*Recorded data*.
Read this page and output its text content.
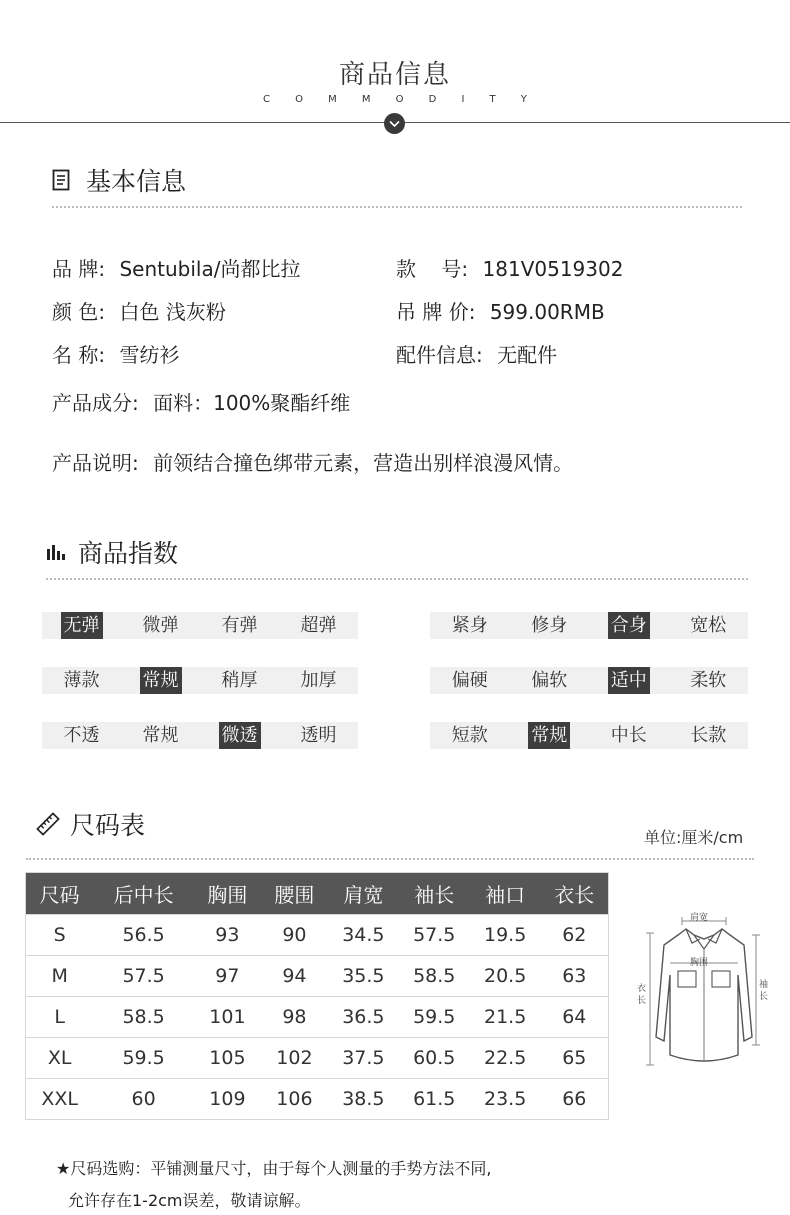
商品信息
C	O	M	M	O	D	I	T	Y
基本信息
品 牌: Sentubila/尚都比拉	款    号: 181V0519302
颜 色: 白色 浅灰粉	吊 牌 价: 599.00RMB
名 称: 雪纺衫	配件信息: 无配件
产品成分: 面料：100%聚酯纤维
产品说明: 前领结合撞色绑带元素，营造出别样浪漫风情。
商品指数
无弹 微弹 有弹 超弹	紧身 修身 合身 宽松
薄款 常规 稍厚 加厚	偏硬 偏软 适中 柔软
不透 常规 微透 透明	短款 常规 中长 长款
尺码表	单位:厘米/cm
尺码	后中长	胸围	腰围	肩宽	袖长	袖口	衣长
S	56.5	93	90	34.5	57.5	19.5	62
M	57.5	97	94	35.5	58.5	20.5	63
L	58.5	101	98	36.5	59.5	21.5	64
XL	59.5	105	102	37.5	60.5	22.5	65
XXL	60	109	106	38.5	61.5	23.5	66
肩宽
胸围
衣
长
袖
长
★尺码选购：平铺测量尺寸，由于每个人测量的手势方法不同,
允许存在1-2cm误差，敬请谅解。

*Written request*. Print all of the records shown above exactly, leaving out each picture.

*Response below*.
Read this page and output its text content.
商品信息
C	O	M	M	O	D	I	T	Y
基本信息
品 牌: Sentubila/尚都比拉	款    号: 181V0519302
颜 色: 白色 浅灰粉	吊 牌 价: 599.00RMB
名 称: 雪纺衫	配件信息: 无配件
产品成分: 面料：100%聚酯纤维
产品说明: 前领结合撞色绑带元素，营造出别样浪漫风情。
商品指数
无弹 微弹 有弹 超弹	紧身 修身 合身 宽松
薄款 常规 稍厚 加厚	偏硬 偏软 适中 柔软
不透 常规 微透 透明	短款 常规 中长 长款
尺码表	单位:厘米/cm
尺码	后中长	胸围	腰围	肩宽	袖长	袖口	衣长
S	56.5	93	90	34.5	57.5	19.5	62
M	57.5	97	94	35.5	58.5	20.5	63
L	58.5	101	98	36.5	59.5	21.5	64
XL	59.5	105	102	37.5	60.5	22.5	65
XXL	60	109	106	38.5	61.5	23.5	66
肩宽
胸围
衣
长
袖
长
★尺码选购：平铺测量尺寸，由于每个人测量的手势方法不同,
允许存在1-2cm误差，敬请谅解。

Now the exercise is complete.